** Short exercise **
Reproduce each line exactly.

** The input **
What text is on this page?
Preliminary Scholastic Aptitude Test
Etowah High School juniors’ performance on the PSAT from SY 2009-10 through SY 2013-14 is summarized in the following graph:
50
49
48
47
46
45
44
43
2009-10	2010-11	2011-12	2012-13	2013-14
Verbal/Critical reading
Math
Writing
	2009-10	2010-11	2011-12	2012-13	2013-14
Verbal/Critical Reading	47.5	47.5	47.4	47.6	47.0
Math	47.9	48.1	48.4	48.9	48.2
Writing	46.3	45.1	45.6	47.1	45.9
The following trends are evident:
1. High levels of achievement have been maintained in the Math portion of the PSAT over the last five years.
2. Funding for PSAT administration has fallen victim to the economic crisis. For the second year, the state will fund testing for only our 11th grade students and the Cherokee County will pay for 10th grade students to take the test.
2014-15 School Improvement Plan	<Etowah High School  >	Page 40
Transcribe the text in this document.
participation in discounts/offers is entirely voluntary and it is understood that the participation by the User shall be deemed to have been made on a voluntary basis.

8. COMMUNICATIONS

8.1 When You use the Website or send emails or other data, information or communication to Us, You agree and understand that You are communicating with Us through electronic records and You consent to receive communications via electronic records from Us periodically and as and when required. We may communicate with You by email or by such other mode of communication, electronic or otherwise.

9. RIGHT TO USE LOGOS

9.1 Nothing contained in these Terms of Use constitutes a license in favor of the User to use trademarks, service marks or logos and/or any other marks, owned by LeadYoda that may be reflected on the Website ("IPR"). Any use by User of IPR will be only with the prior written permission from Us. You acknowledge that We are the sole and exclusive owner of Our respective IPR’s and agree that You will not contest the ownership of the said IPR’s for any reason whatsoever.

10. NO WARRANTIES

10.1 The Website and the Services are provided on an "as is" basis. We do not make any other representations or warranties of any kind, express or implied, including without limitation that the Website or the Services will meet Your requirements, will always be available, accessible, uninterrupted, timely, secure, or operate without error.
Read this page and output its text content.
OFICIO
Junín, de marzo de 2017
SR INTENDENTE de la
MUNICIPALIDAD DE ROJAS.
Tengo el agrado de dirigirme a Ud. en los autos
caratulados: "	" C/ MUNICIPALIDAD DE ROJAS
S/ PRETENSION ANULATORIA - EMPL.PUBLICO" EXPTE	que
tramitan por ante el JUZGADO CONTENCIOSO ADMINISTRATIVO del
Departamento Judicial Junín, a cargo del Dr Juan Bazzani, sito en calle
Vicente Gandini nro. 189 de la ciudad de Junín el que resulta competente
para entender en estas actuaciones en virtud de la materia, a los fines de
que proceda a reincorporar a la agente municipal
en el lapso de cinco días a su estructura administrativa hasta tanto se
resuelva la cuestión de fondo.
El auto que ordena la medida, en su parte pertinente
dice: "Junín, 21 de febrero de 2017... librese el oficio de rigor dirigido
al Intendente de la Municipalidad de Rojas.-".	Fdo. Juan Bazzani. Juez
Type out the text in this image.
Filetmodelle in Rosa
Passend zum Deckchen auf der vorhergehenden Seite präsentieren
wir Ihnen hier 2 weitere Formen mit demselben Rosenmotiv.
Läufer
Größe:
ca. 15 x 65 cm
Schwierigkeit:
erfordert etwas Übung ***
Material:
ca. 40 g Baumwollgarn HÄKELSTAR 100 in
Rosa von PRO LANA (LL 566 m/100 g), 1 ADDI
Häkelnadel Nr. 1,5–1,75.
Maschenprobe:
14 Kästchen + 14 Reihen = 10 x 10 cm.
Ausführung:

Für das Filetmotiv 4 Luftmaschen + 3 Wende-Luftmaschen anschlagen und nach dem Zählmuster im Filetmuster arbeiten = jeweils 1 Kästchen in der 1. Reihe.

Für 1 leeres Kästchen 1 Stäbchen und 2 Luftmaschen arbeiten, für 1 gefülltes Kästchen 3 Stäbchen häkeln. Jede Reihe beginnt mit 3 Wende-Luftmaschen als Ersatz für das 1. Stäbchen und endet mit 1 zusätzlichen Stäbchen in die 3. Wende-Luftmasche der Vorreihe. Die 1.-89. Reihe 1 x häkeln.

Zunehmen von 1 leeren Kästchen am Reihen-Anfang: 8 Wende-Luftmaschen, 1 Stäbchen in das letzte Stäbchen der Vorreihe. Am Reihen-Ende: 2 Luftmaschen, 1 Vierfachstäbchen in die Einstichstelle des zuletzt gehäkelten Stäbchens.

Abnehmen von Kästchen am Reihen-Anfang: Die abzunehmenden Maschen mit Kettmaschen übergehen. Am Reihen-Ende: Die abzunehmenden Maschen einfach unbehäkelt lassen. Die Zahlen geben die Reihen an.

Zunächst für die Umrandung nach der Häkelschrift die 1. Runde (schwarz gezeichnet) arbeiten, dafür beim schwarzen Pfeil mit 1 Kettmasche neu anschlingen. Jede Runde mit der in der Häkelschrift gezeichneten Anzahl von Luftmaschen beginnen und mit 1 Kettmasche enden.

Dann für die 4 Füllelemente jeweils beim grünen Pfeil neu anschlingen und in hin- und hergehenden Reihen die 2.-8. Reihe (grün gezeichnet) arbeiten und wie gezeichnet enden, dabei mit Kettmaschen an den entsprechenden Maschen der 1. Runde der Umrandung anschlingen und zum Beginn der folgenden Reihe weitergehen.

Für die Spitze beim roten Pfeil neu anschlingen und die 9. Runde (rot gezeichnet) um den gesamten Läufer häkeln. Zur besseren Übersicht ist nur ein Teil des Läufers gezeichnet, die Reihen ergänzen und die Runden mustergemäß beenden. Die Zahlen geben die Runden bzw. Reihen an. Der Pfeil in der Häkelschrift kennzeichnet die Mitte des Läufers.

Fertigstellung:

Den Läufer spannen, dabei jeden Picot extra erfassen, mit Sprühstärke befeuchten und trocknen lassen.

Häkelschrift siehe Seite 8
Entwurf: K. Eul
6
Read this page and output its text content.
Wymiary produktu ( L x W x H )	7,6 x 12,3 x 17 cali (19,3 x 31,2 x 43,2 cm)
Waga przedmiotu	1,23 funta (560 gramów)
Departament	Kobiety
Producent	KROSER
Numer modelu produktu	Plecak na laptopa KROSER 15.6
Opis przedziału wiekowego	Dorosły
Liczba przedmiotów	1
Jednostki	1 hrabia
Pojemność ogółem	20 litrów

** Final result **
What text is on this page?
Preliminary Scholastic Aptitude Test
Etowah High School juniors’ performance on the PSAT from SY 2009-10 through SY 2013-14 is summarized in the following graph:
50
49
48
47
46
45
44
43
2009-10	2010-11	2011-12	2012-13	2013-14
Verbal/Critical reading
Math
Writing
	2009-10	2010-11	2011-12	2012-13	2013-14
Verbal/Critical Reading	47.5	47.5	47.4	47.6	47.0
Math	47.9	48.1	48.4	48.9	48.2
Writing	46.3	45.1	45.6	47.1	45.9
The following trends are evident:
1. High levels of achievement have been maintained in the Math portion of the PSAT over the last five years.
2. Funding for PSAT administration has fallen victim to the economic crisis. For the second year, the state will fund testing for only our 11th grade students and the Cherokee County will pay for 10th grade students to take the test.
2014-15 School Improvement Plan	<Etowah High School  >	Page 40
Transcribe the text in this document.
participation in discounts/offers is entirely voluntary and it is understood that the participation by the User shall be deemed to have been made on a voluntary basis.

8. COMMUNICATIONS

8.1 When You use the Website or send emails or other data, information or communication to Us, You agree and understand that You are communicating with Us through electronic records and You consent to receive communications via electronic records from Us periodically and as and when required. We may communicate with You by email or by such other mode of communication, electronic or otherwise.

9. RIGHT TO USE LOGOS

9.1 Nothing contained in these Terms of Use constitutes a license in favor of the User to use trademarks, service marks or logos and/or any other marks, owned by LeadYoda that may be reflected on the Website ("IPR"). Any use by User of IPR will be only with the prior written permission from Us. You acknowledge that We are the sole and exclusive owner of Our respective IPR’s and agree that You will not contest the ownership of the said IPR’s for any reason whatsoever.

10. NO WARRANTIES

10.1 The Website and the Services are provided on an "as is" basis. We do not make any other representations or warranties of any kind, express or implied, including without limitation that the Website or the Services will meet Your requirements, will always be available, accessible, uninterrupted, timely, secure, or operate without error.
Read this page and output its text content.
OFICIO
Junín, de marzo de 2017
SR INTENDENTE de la
MUNICIPALIDAD DE ROJAS.
Tengo el agrado de dirigirme a Ud. en los autos
caratulados: "	" C/ MUNICIPALIDAD DE ROJAS
S/ PRETENSION ANULATORIA - EMPL.PUBLICO" EXPTE	que
tramitan por ante el JUZGADO CONTENCIOSO ADMINISTRATIVO del
Departamento Judicial Junín, a cargo del Dr Juan Bazzani, sito en calle
Vicente Gandini nro. 189 de la ciudad de Junín el que resulta competente
para entender en estas actuaciones en virtud de la materia, a los fines de
que proceda a reincorporar a la agente municipal
en el lapso de cinco días a su estructura administrativa hasta tanto se
resuelva la cuestión de fondo.
El auto que ordena la medida, en su parte pertinente
dice: "Junín, 21 de febrero de 2017... librese el oficio de rigor dirigido
al Intendente de la Municipalidad de Rojas.-".	Fdo. Juan Bazzani. Juez
Type out the text in this image.
Filetmodelle in Rosa
Passend zum Deckchen auf der vorhergehenden Seite präsentieren
wir Ihnen hier 2 weitere Formen mit demselben Rosenmotiv.
Läufer
Größe:
ca. 15 x 65 cm
Schwierigkeit:
erfordert etwas Übung ***
Material:
ca. 40 g Baumwollgarn HÄKELSTAR 100 in
Rosa von PRO LANA (LL 566 m/100 g), 1 ADDI
Häkelnadel Nr. 1,5–1,75.
Maschenprobe:
14 Kästchen + 14 Reihen = 10 x 10 cm.
Ausführung:

Für das Filetmotiv 4 Luftmaschen + 3 Wende-Luftmaschen anschlagen und nach dem Zählmuster im Filetmuster arbeiten = jeweils 1 Kästchen in der 1. Reihe.

Für 1 leeres Kästchen 1 Stäbchen und 2 Luftmaschen arbeiten, für 1 gefülltes Kästchen 3 Stäbchen häkeln. Jede Reihe beginnt mit 3 Wende-Luftmaschen als Ersatz für das 1. Stäbchen und endet mit 1 zusätzlichen Stäbchen in die 3. Wende-Luftmasche der Vorreihe. Die 1.-89. Reihe 1 x häkeln.

Zunehmen von 1 leeren Kästchen am Reihen-Anfang: 8 Wende-Luftmaschen, 1 Stäbchen in das letzte Stäbchen der Vorreihe. Am Reihen-Ende: 2 Luftmaschen, 1 Vierfachstäbchen in die Einstichstelle des zuletzt gehäkelten Stäbchens.

Abnehmen von Kästchen am Reihen-Anfang: Die abzunehmenden Maschen mit Kettmaschen übergehen. Am Reihen-Ende: Die abzunehmenden Maschen einfach unbehäkelt lassen. Die Zahlen geben die Reihen an.

Zunächst für die Umrandung nach der Häkelschrift die 1. Runde (schwarz gezeichnet) arbeiten, dafür beim schwarzen Pfeil mit 1 Kettmasche neu anschlingen. Jede Runde mit der in der Häkelschrift gezeichneten Anzahl von Luftmaschen beginnen und mit 1 Kettmasche enden.

Dann für die 4 Füllelemente jeweils beim grünen Pfeil neu anschlingen und in hin- und hergehenden Reihen die 2.-8. Reihe (grün gezeichnet) arbeiten und wie gezeichnet enden, dabei mit Kettmaschen an den entsprechenden Maschen der 1. Runde der Umrandung anschlingen und zum Beginn der folgenden Reihe weitergehen.

Für die Spitze beim roten Pfeil neu anschlingen und die 9. Runde (rot gezeichnet) um den gesamten Läufer häkeln. Zur besseren Übersicht ist nur ein Teil des Läufers gezeichnet, die Reihen ergänzen und die Runden mustergemäß beenden. Die Zahlen geben die Runden bzw. Reihen an. Der Pfeil in der Häkelschrift kennzeichnet die Mitte des Läufers.

Fertigstellung:

Den Läufer spannen, dabei jeden Picot extra erfassen, mit Sprühstärke befeuchten und trocknen lassen.

Häkelschrift siehe Seite 8
Entwurf: K. Eul
6
Read this page and output its text content.
Wymiary produktu ( L x W x H )	7,6 x 12,3 x 17 cali (19,3 x 31,2 x 43,2 cm)
Waga przedmiotu	1,23 funta (560 gramów)
Departament	Kobiety
Producent	KROSER
Numer modelu produktu	Plecak na laptopa KROSER 15.6
Opis przedziału wiekowego	Dorosły
Liczba przedmiotów	1
Jednostki	1 hrabia
Pojemność ogółem	20 litrów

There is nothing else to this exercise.